- [Raw records]

━━━━━━━━━━

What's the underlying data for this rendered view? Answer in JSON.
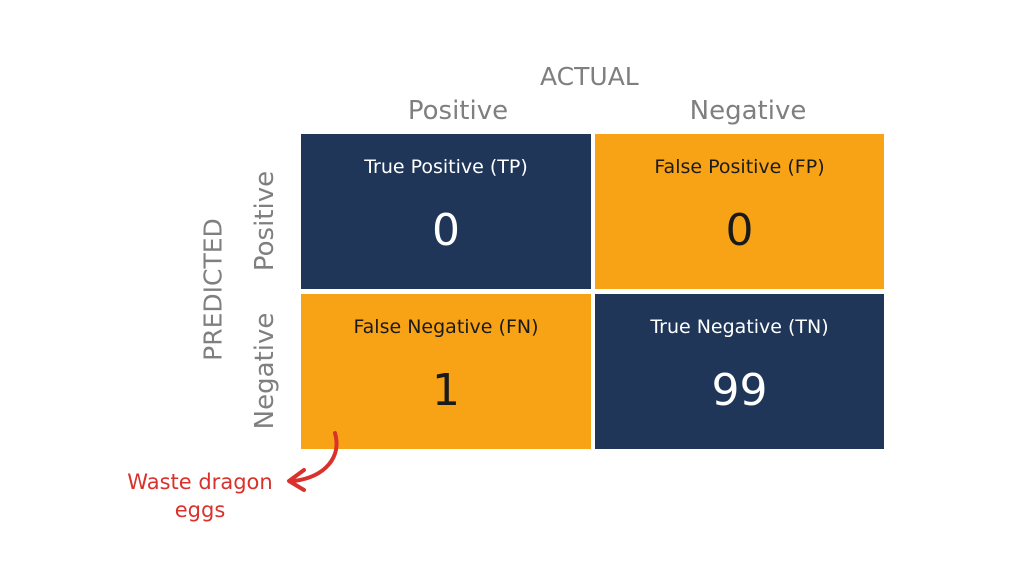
{
  "colors": {
    "dark_cell": "#1f3659",
    "orange_cell": "#f8a316",
    "axis_text": "#7f7f7f",
    "annotation": "#d9312b"
  },
  "actual": {
    "title": "ACTUAL",
    "positive_label": "Positive",
    "negative_label": "Negative"
  },
  "predicted": {
    "title": "PREDICTED",
    "positive_label": "Positive",
    "negative_label": "Negative"
  },
  "cells": {
    "tp": {
      "label": "True Positive (TP)",
      "value": "0"
    },
    "fp": {
      "label": "False Positive (FP)",
      "value": "0"
    },
    "fn": {
      "label": "False Negative (FN)",
      "value": "1"
    },
    "tn": {
      "label": "True Negative (TN)",
      "value": "99"
    }
  },
  "annotation": {
    "line1": "Waste dragon",
    "line2": "eggs",
    "icon": "curved-arrow-icon"
  }
}
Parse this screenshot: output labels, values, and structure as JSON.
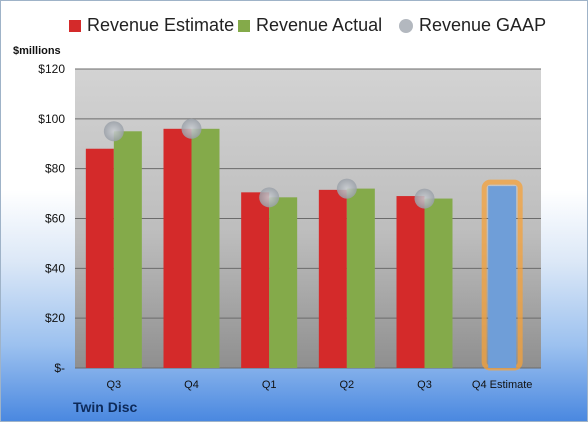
{
  "chart_data": {
    "type": "bar",
    "categories": [
      "Q3",
      "Q4",
      "Q1",
      "Q2",
      "Q3",
      "Q4 Estimate"
    ],
    "series": [
      {
        "name": "Revenue Estimate",
        "color": "#d42a2a",
        "values": [
          88,
          96,
          70.5,
          71.5,
          69,
          null
        ]
      },
      {
        "name": "Revenue Actual",
        "color": "#84aa4a",
        "values": [
          95,
          96,
          68.5,
          72,
          68,
          73
        ]
      },
      {
        "name": "Revenue GAAP",
        "color": "#b3b8bf",
        "values": [
          95,
          96,
          68.5,
          72,
          68,
          null
        ]
      }
    ],
    "estimate_bar_color": "#6f9ed8",
    "estimate_glow_color": "#f5a23a",
    "y_ticks": [
      "$-",
      "$20",
      "$40",
      "$60",
      "$80",
      "$100",
      "$120"
    ],
    "ylim": [
      0,
      120
    ],
    "ylabel": "$millions",
    "legend_position": "top",
    "grid": true
  },
  "company_name": "Twin Disc"
}
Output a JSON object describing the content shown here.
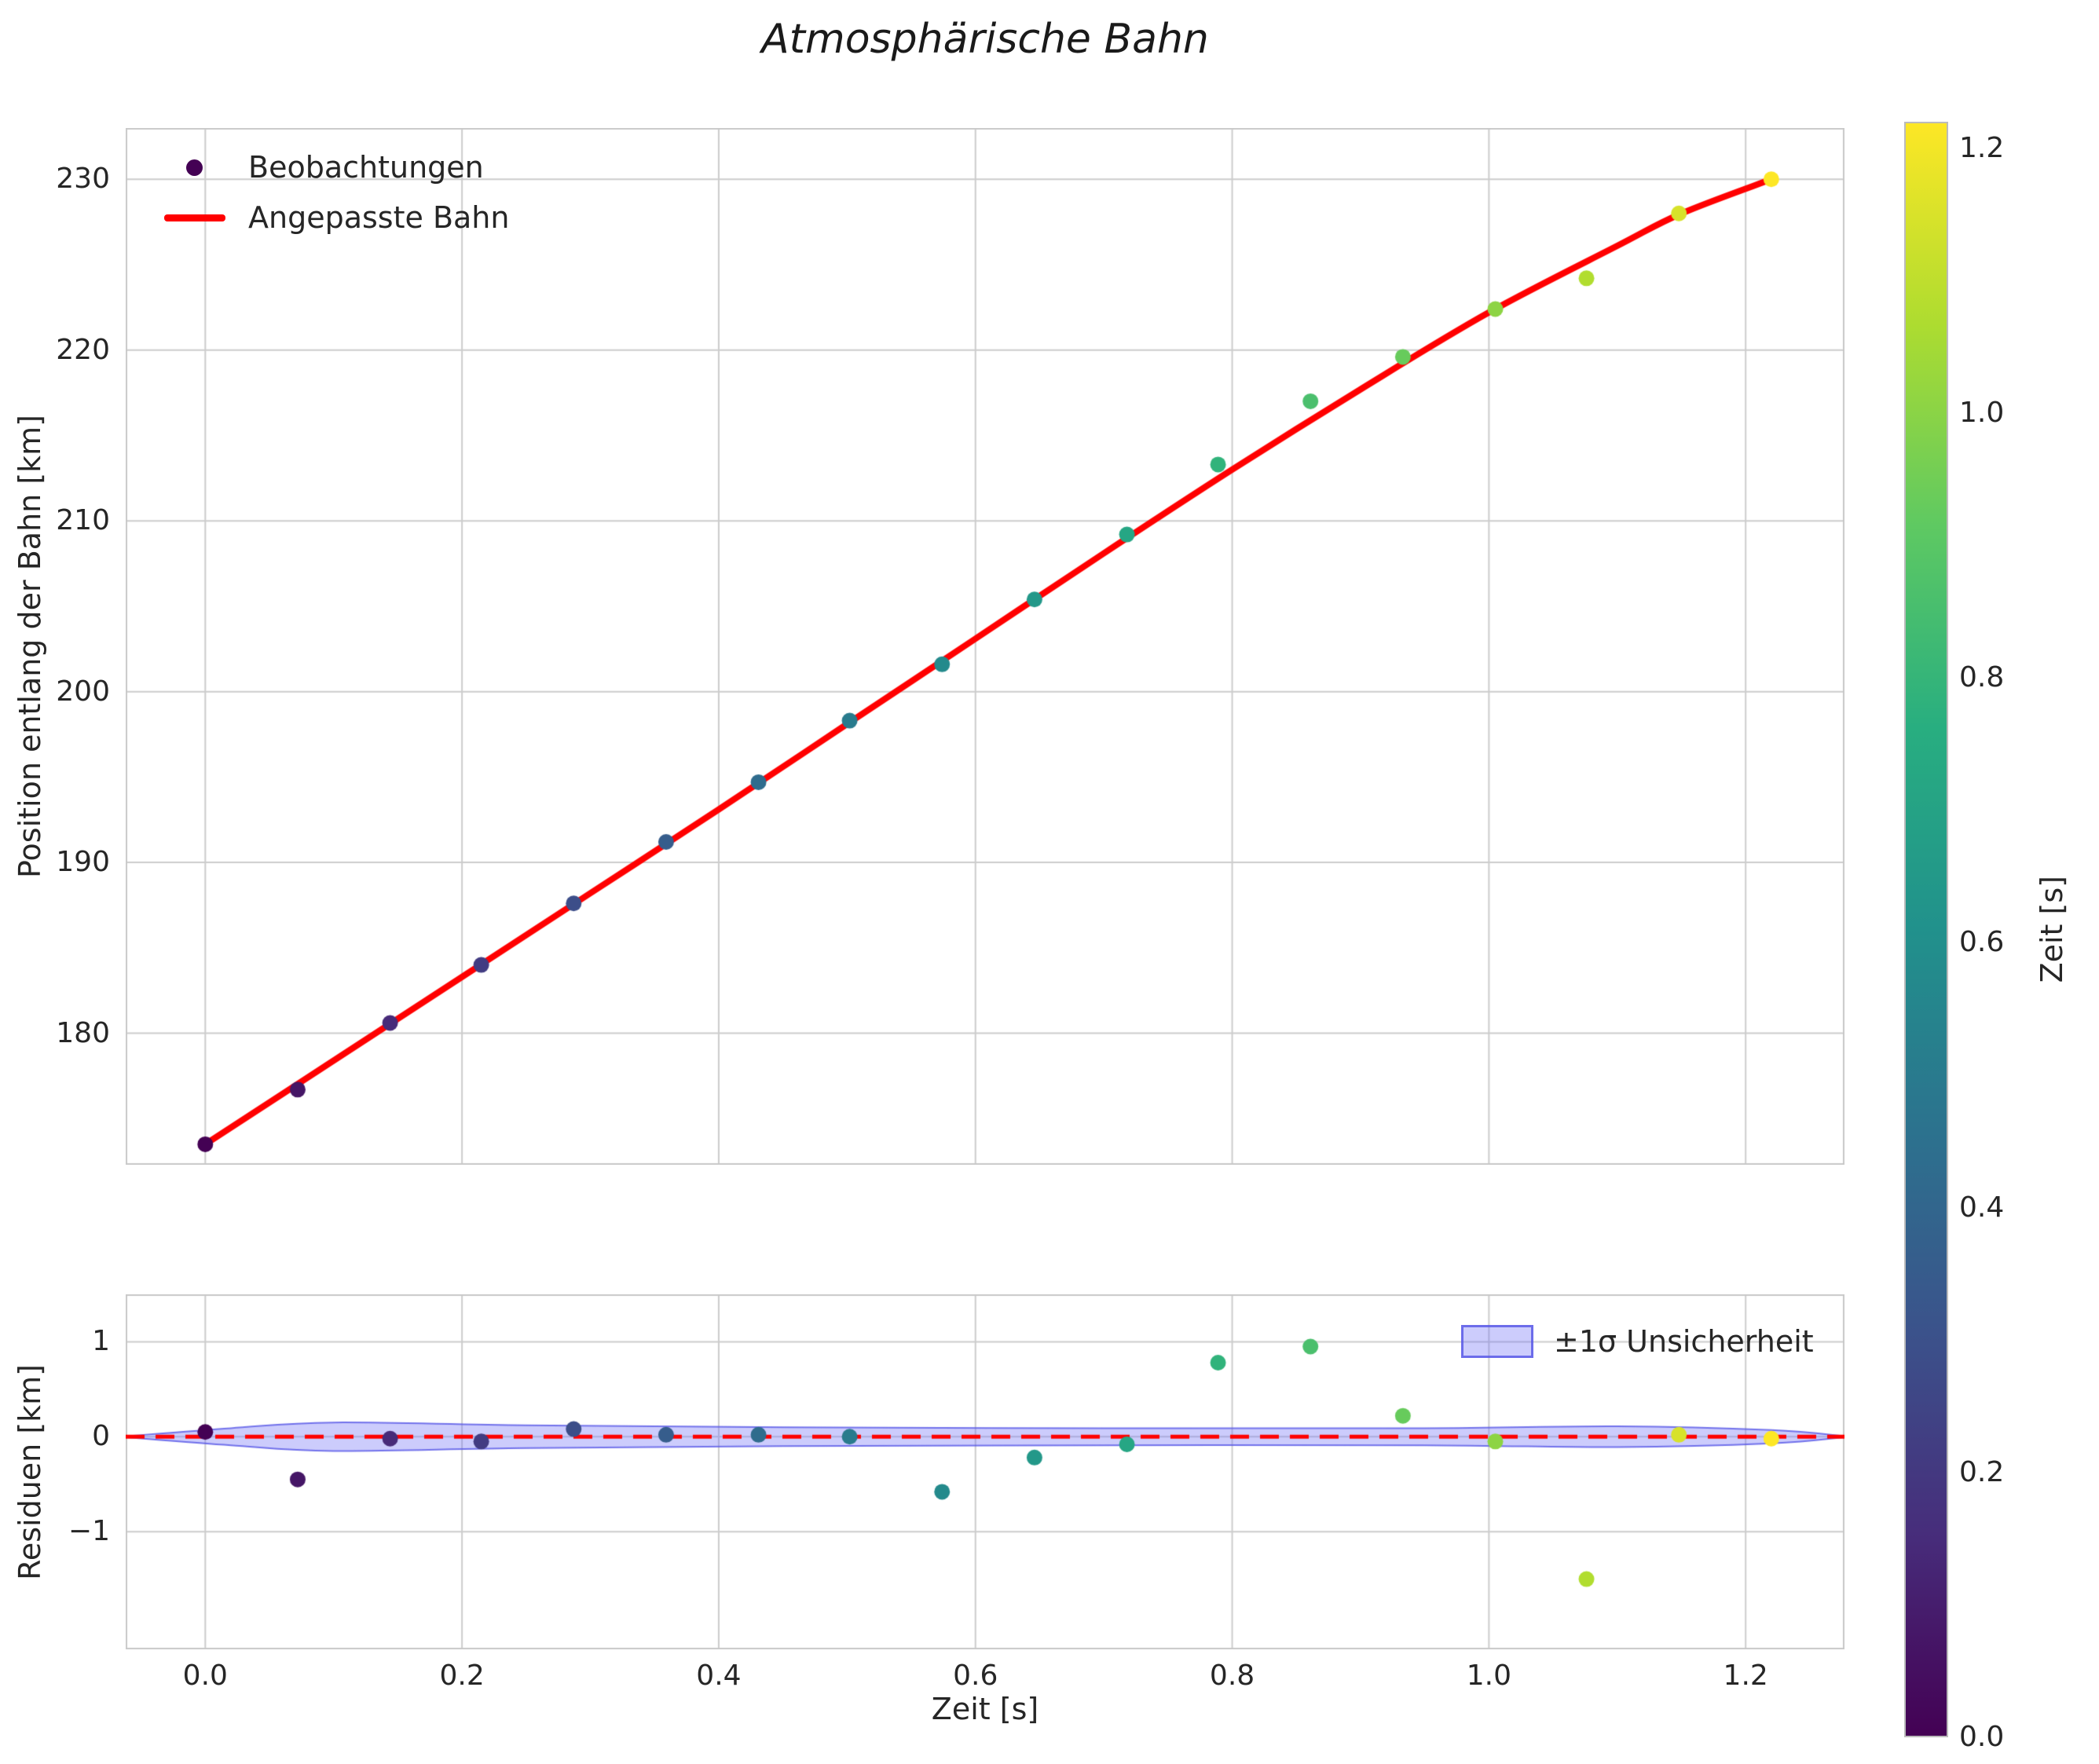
{
  "chart_data": {
    "type": "scatter",
    "title": "Atmosphärische Bahn",
    "xlabel": "Zeit [s]",
    "xlim": [
      -0.062,
      1.277
    ],
    "xticks": [
      0.0,
      0.2,
      0.4,
      0.6,
      0.8,
      1.0,
      1.2
    ],
    "main_panel": {
      "ylabel": "Position entlang der Bahn [km]",
      "ylim": [
        172.3,
        233.0
      ],
      "yticks": [
        180,
        190,
        200,
        210,
        220,
        230
      ],
      "legend": [
        {
          "label": "Beobachtungen",
          "marker": "dot",
          "color": "#440154"
        },
        {
          "label": "Angepasste Bahn",
          "marker": "line",
          "color": "#ff0000"
        }
      ],
      "observations": {
        "t": [
          0.0,
          0.072,
          0.144,
          0.215,
          0.287,
          0.359,
          0.431,
          0.502,
          0.574,
          0.646,
          0.718,
          0.789,
          0.861,
          0.933,
          1.005,
          1.076,
          1.148,
          1.22
        ],
        "position_km": [
          173.5,
          176.7,
          180.6,
          184.0,
          187.6,
          191.2,
          194.7,
          198.3,
          201.6,
          205.4,
          209.2,
          213.3,
          217.0,
          219.6,
          222.4,
          224.2,
          228.0,
          230.0
        ]
      },
      "fitted_curve": {
        "t": [
          0.0,
          0.1,
          0.2,
          0.3,
          0.4,
          0.5,
          0.6,
          0.7,
          0.8,
          0.9,
          1.0,
          1.1,
          1.15,
          1.22
        ],
        "position_km": [
          173.5,
          178.4,
          183.3,
          188.2,
          193.1,
          198.1,
          203.1,
          208.1,
          213.0,
          217.7,
          222.2,
          226.1,
          228.0,
          230.0
        ]
      }
    },
    "residual_panel": {
      "ylabel": "Residuen [km]",
      "ylim": [
        -2.24,
        1.5
      ],
      "yticks": [
        -1,
        0,
        1
      ],
      "legend_label": "±1σ Unsicherheit",
      "zero_line_color": "#ff0000",
      "residuals_km": [
        0.05,
        -0.45,
        -0.02,
        -0.05,
        0.08,
        0.02,
        0.02,
        0.0,
        -0.58,
        -0.22,
        -0.08,
        0.78,
        0.95,
        0.22,
        -0.05,
        -1.5,
        0.02,
        -0.02
      ],
      "band": {
        "t": [
          -0.062,
          0.02,
          0.1,
          0.25,
          0.45,
          0.7,
          0.95,
          1.1,
          1.22,
          1.277
        ],
        "half_width_km": [
          0.005,
          0.09,
          0.15,
          0.12,
          0.1,
          0.09,
          0.09,
          0.11,
          0.07,
          0.005
        ]
      },
      "band_fill": "rgba(108,108,246,0.35)",
      "band_edge": "rgba(85,85,230,0.8)"
    },
    "colorbar": {
      "label": "Zeit [s]",
      "vmin": 0.0,
      "vmax": 1.22,
      "ticks": [
        0.0,
        0.2,
        0.4,
        0.6,
        0.8,
        1.0,
        1.2
      ],
      "colormap": "viridis",
      "viridis_stops": [
        [
          0.0,
          "#440154"
        ],
        [
          0.125,
          "#472d7b"
        ],
        [
          0.25,
          "#3b528b"
        ],
        [
          0.375,
          "#2c728e"
        ],
        [
          0.5,
          "#21918c"
        ],
        [
          0.625,
          "#28ae80"
        ],
        [
          0.75,
          "#5ec962"
        ],
        [
          0.875,
          "#addc30"
        ],
        [
          1.0,
          "#fde725"
        ]
      ]
    },
    "style": {
      "grid_color": "#cccccc",
      "spine_color": "#c9c9c9",
      "text_color": "#262626",
      "fit_line_color": "#ff0000",
      "marker_radius_px": 10
    }
  }
}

━━━━━━━━━━

- [Exercise directions] In your copy of the listing above, reproduce each line exactly and omit all pictures.

- [Result of this exercise]
What's the underlying data for this rendered view? Answer in JSON.
{
  "colors": {
    "dark_cell": "#1f3659",
    "orange_cell": "#f8a316",
    "axis_text": "#7f7f7f",
    "annotation": "#d9312b"
  },
  "actual": {
    "title": "ACTUAL",
    "positive_label": "Positive",
    "negative_label": "Negative"
  },
  "predicted": {
    "title": "PREDICTED",
    "positive_label": "Positive",
    "negative_label": "Negative"
  },
  "cells": {
    "tp": {
      "label": "True Positive (TP)",
      "value": "0"
    },
    "fp": {
      "label": "False Positive (FP)",
      "value": "0"
    },
    "fn": {
      "label": "False Negative (FN)",
      "value": "1"
    },
    "tn": {
      "label": "True Negative (TN)",
      "value": "99"
    }
  },
  "annotation": {
    "line1": "Waste dragon",
    "line2": "eggs",
    "icon": "curved-arrow-icon"
  }
}
Parse this screenshot: output labels, values, and structure as JSON.
{
  "chart_data": {
    "type": "bar",
    "categories": [
      "Q3",
      "Q4",
      "Q1",
      "Q2",
      "Q3",
      "Q4 Estimate"
    ],
    "series": [
      {
        "name": "Revenue Estimate",
        "color": "#d42a2a",
        "values": [
          88,
          96,
          70.5,
          71.5,
          69,
          null
        ]
      },
      {
        "name": "Revenue Actual",
        "color": "#84aa4a",
        "values": [
          95,
          96,
          68.5,
          72,
          68,
          73
        ]
      },
      {
        "name": "Revenue GAAP",
        "color": "#b3b8bf",
        "values": [
          95,
          96,
          68.5,
          72,
          68,
          null
        ]
      }
    ],
    "estimate_bar_color": "#6f9ed8",
    "estimate_glow_color": "#f5a23a",
    "y_ticks": [
      "$-",
      "$20",
      "$40",
      "$60",
      "$80",
      "$100",
      "$120"
    ],
    "ylim": [
      0,
      120
    ],
    "ylabel": "$millions",
    "legend_position": "top",
    "grid": true
  },
  "company_name": "Twin Disc"
}
Output a JSON object describing the content shown here.
{
  "chart_data": {
    "type": "scatter",
    "title": "Atmosphärische Bahn",
    "xlabel": "Zeit [s]",
    "xlim": [
      -0.062,
      1.277
    ],
    "xticks": [
      0.0,
      0.2,
      0.4,
      0.6,
      0.8,
      1.0,
      1.2
    ],
    "main_panel": {
      "ylabel": "Position entlang der Bahn [km]",
      "ylim": [
        172.3,
        233.0
      ],
      "yticks": [
        180,
        190,
        200,
        210,
        220,
        230
      ],
      "legend": [
        {
          "label": "Beobachtungen",
          "marker": "dot",
          "color": "#440154"
        },
        {
          "label": "Angepasste Bahn",
          "marker": "line",
          "color": "#ff0000"
        }
      ],
      "observations": {
        "t": [
          0.0,
          0.072,
          0.144,
          0.215,
          0.287,
          0.359,
          0.431,
          0.502,
          0.574,
          0.646,
          0.718,
          0.789,
          0.861,
          0.933,
          1.005,
          1.076,
          1.148,
          1.22
        ],
        "position_km": [
          173.5,
          176.7,
          180.6,
          184.0,
          187.6,
          191.2,
          194.7,
          198.3,
          201.6,
          205.4,
          209.2,
          213.3,
          217.0,
          219.6,
          222.4,
          224.2,
          228.0,
          230.0
        ]
      },
      "fitted_curve": {
        "t": [
          0.0,
          0.1,
          0.2,
          0.3,
          0.4,
          0.5,
          0.6,
          0.7,
          0.8,
          0.9,
          1.0,
          1.1,
          1.15,
          1.22
        ],
        "position_km": [
          173.5,
          178.4,
          183.3,
          188.2,
          193.1,
          198.1,
          203.1,
          208.1,
          213.0,
          217.7,
          222.2,
          226.1,
          228.0,
          230.0
        ]
      }
    },
    "residual_panel": {
      "ylabel": "Residuen [km]",
      "ylim": [
        -2.24,
        1.5
      ],
      "yticks": [
        -1,
        0,
        1
      ],
      "legend_label": "±1σ Unsicherheit",
      "zero_line_color": "#ff0000",
      "residuals_km": [
        0.05,
        -0.45,
        -0.02,
        -0.05,
        0.08,
        0.02,
        0.02,
        0.0,
        -0.58,
        -0.22,
        -0.08,
        0.78,
        0.95,
        0.22,
        -0.05,
        -1.5,
        0.02,
        -0.02
      ],
      "band": {
        "t": [
          -0.062,
          0.02,
          0.1,
          0.25,
          0.45,
          0.7,
          0.95,
          1.1,
          1.22,
          1.277
        ],
        "half_width_km": [
          0.005,
          0.09,
          0.15,
          0.12,
          0.1,
          0.09,
          0.09,
          0.11,
          0.07,
          0.005
        ]
      },
      "band_fill": "rgba(108,108,246,0.35)",
      "band_edge": "rgba(85,85,230,0.8)"
    },
    "colorbar": {
      "label": "Zeit [s]",
      "vmin": 0.0,
      "vmax": 1.22,
      "ticks": [
        0.0,
        0.2,
        0.4,
        0.6,
        0.8,
        1.0,
        1.2
      ],
      "colormap": "viridis",
      "viridis_stops": [
        [
          0.0,
          "#440154"
        ],
        [
          0.125,
          "#472d7b"
        ],
        [
          0.25,
          "#3b528b"
        ],
        [
          0.375,
          "#2c728e"
        ],
        [
          0.5,
          "#21918c"
        ],
        [
          0.625,
          "#28ae80"
        ],
        [
          0.75,
          "#5ec962"
        ],
        [
          0.875,
          "#addc30"
        ],
        [
          1.0,
          "#fde725"
        ]
      ]
    },
    "style": {
      "grid_color": "#cccccc",
      "spine_color": "#c9c9c9",
      "text_color": "#262626",
      "fit_line_color": "#ff0000",
      "marker_radius_px": 10
    }
  }
}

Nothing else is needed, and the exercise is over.